EXCERPT TO READ
## begin

The bright future for natural gas

April 20, 2021
Drew Robb

Turbomachinery Magazine, March/April 2021,

The big surprise was the bullishness of oil & gas executives about the future of natural gas. They presented a united front on the necessity of hydrocarbons within the energy mix, while at the same time working hard to reduce emissions.

Hydrogen-based turbomachinery and carbon capture, utilization, and storage (CCUS) of natural gas loomed large in the agenda. Similarly, the expansion of liquefied natural gas (LNG) merited several sessions, as well as ways to lower the carbon footprint of oil & gas operations.

Lorenzo Simonelli, Chairman & CEO of Baker Hughes, kicked things off by explaining the “Energy Forward” conference theme. He emphasized that energy is, and will continue to be, the foundation for the world’s progress.

“There are people who believe hydrocarbons should be relegated to the history books, that economic progress is at odds with environmental stewardship,” said Simonelli. “I think that is short sighted; we can be the positive agents of change.”

His argument centered around the fact that the peak of oil production and consumption could occur in the next ten years. Yet energy demand will continue to rise. There are nearly a billion people without access to electricity. As a result, it will be difficult to counter the demand for coal in the developing world.

“There is no scenario where hydrocarbons disappear so efficiency matters and we must work on reducing emissions,” said Simonelli. “Hydrogen generation, CCUS, and energy storage must become more cost competitive and scalable.”

He outlined what his company is doing on these fronts. This includes the acquisition of a carbon capture company and successfully testing its NovaLT gas turbines operating on 100% hydrogen.

“There is no scenario where hydrocarbons disappear, so efficiency matters and we must work on reducing emissions,” said Lorenzo Simonelli, Chairman & CEO of Baker Hughes.

“Renewables will not scale fast enough to displace energy demand in the coming years so we must learn to consume hydrocarbons in a better way,” said Simonelli. “Natural gas should serve as both a transition and a destination fuel; its efficiency is compelling.”

He ended by making the case that LNG is a favorable option for countries that lack home-grown resources. Baker Hughes is engaged in improving LNG’s emissions profile, as well as addressing methane venting, fugitive emissions, and flaring, which Simonelli regards as a bigger opportunity to reduce greenhouse gases (GHG) than CO2.

One of the scenarios proposed to reduce carbon dioxide emissions. Carbon capture, switching from coal to gas, and raising equipment efficient account for more than 50% of potential gains.[/caption]

Changing role for gas

The Baker Hughes AM is a gathering of top oil & gas execs from around the world. Several offered their views on the oil & gas market.

Peter Coleman, CEO of Australian LNG and energy producer Woodside, has attention on handling emissions from his company’s massive storage operations, such as addressing leaks from valve stems, and the elimination of flaring. He said process upsets can lead to flaring, so work is being done to prevent such upsets.

Coleman expressed doubts about Europe’s attempt to turn away from gas, while Asia is embracing it.

“Despite severe economic stress, LNG grew 2% globally last year,” he said. “Fundamentally, Asian nations know their pathway to climate commitments has gas as an important element.”

Woodside’s plans to reduce its emissions include investment in hydrogen, carbon sinks such as growing trees, and CCUS, which he said will be attractive to deploy within a few years.

## end

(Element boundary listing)
## begin

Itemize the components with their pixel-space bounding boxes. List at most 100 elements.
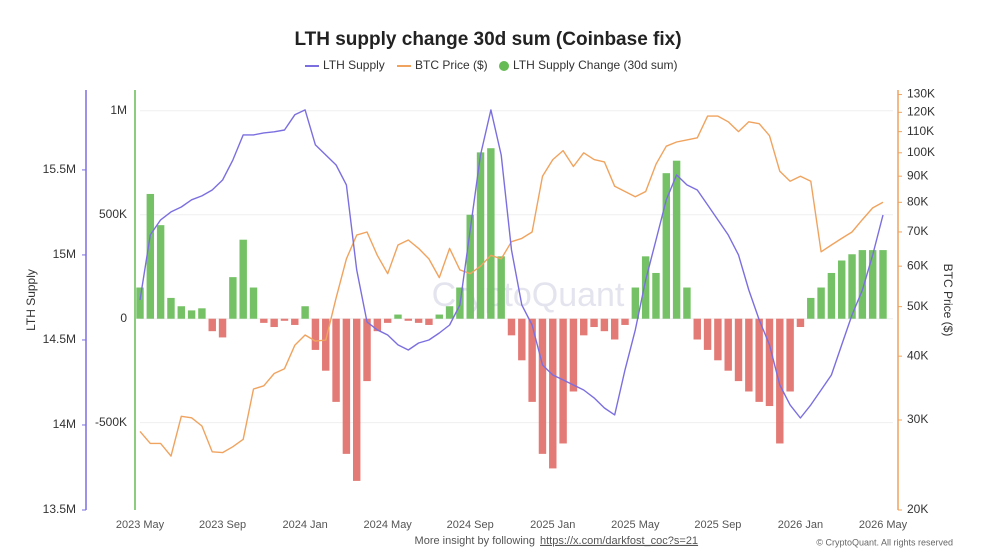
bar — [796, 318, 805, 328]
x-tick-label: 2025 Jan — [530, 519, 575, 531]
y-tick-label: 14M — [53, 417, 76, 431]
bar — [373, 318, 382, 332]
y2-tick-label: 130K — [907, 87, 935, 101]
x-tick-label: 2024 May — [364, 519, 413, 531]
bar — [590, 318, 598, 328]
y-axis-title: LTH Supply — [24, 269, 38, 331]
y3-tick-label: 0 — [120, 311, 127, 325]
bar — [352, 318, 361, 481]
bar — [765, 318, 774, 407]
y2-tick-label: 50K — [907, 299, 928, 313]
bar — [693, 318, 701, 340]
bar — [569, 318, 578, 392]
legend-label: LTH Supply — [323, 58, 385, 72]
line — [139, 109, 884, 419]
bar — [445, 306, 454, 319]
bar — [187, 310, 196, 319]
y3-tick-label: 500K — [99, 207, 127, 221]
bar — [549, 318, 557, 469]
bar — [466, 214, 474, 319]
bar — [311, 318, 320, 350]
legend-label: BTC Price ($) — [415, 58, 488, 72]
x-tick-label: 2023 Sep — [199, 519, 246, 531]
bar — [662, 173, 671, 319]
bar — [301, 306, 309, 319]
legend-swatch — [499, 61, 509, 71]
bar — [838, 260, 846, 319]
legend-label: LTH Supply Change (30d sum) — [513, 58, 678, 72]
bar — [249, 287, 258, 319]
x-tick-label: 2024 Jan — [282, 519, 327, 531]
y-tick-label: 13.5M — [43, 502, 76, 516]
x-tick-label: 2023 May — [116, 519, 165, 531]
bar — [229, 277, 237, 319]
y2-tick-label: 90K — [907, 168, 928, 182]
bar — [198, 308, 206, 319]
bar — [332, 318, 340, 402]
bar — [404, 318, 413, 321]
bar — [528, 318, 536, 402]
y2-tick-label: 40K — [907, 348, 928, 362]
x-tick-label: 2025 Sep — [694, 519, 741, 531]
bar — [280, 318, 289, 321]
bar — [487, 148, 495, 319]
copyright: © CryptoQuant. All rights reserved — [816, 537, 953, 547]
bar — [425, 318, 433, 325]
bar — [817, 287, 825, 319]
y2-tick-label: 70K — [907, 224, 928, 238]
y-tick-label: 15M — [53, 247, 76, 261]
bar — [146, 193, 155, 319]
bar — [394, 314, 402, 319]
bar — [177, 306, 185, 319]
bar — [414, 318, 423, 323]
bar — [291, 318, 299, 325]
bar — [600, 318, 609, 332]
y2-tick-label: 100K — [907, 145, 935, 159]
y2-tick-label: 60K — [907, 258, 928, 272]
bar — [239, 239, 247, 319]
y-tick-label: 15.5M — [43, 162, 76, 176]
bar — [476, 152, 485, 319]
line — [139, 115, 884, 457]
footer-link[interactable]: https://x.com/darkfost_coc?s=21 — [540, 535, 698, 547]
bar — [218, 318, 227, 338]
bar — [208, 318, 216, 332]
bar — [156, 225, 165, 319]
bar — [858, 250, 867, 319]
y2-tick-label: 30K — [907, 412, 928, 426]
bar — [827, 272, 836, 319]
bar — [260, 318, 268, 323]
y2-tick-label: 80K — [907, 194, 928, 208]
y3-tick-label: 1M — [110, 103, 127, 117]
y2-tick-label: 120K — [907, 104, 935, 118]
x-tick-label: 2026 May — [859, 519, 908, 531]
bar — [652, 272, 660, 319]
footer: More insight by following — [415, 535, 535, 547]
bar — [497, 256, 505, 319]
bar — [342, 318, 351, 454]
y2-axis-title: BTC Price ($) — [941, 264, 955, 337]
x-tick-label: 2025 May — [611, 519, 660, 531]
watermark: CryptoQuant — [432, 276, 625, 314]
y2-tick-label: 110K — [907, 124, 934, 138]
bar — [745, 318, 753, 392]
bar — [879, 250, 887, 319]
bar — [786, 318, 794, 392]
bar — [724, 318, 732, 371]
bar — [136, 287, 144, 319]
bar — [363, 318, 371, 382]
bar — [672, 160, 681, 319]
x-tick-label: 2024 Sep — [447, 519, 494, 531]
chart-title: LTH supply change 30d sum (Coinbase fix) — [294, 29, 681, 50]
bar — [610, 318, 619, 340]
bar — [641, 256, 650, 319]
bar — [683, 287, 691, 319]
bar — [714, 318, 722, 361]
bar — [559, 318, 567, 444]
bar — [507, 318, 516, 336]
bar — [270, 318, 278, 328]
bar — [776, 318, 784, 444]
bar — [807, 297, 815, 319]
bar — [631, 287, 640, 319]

## end

TASK LIST
A) Write out the stretch of the natural gas article from "Coleman expressed doubts" through "a few years.", switching "carbon sinks" to "carbon stores" wherever it appears.
B) Reproduce the stretch of the listing from the line that contains "bar — [796, 318, 805, 328]" through the line that contains "y3-tick-label: 500K — [99, 207, 127, 221]", and nothing else.

RESPONSES TO THE EXERCISE
A)
Coleman expressed doubts about Europe’s attempt to turn away from gas, while Asia is embracing it.

“Despite severe economic stress, LNG grew 2% globally last year,” he said. “Fundamentally, Asian nations know their pathway to climate commitments has gas as an important element.”

Woodside’s plans to reduce its emissions include investment in hydrogen, carbon stores such as growing trees, and CCUS, which he said will be attractive to deploy within a few years.

B)
bar — [796, 318, 805, 328]
x-tick-label: 2025 Jan — [530, 519, 575, 531]
y-tick-label: 14M — [53, 417, 76, 431]
bar — [373, 318, 382, 332]
y2-tick-label: 130K — [907, 87, 935, 101]
x-tick-label: 2024 May — [364, 519, 413, 531]
bar — [590, 318, 598, 328]
y-axis-title: LTH Supply — [24, 269, 38, 331]
y3-tick-label: 0 — [120, 311, 127, 325]
bar — [352, 318, 361, 481]
bar — [765, 318, 774, 407]
y2-tick-label: 50K — [907, 299, 928, 313]
bar — [693, 318, 701, 340]
bar — [569, 318, 578, 392]
legend-label: LTH Supply — [323, 58, 385, 72]
line — [139, 109, 884, 419]
bar — [445, 306, 454, 319]
bar — [187, 310, 196, 319]
y3-tick-label: 500K — [99, 207, 127, 221]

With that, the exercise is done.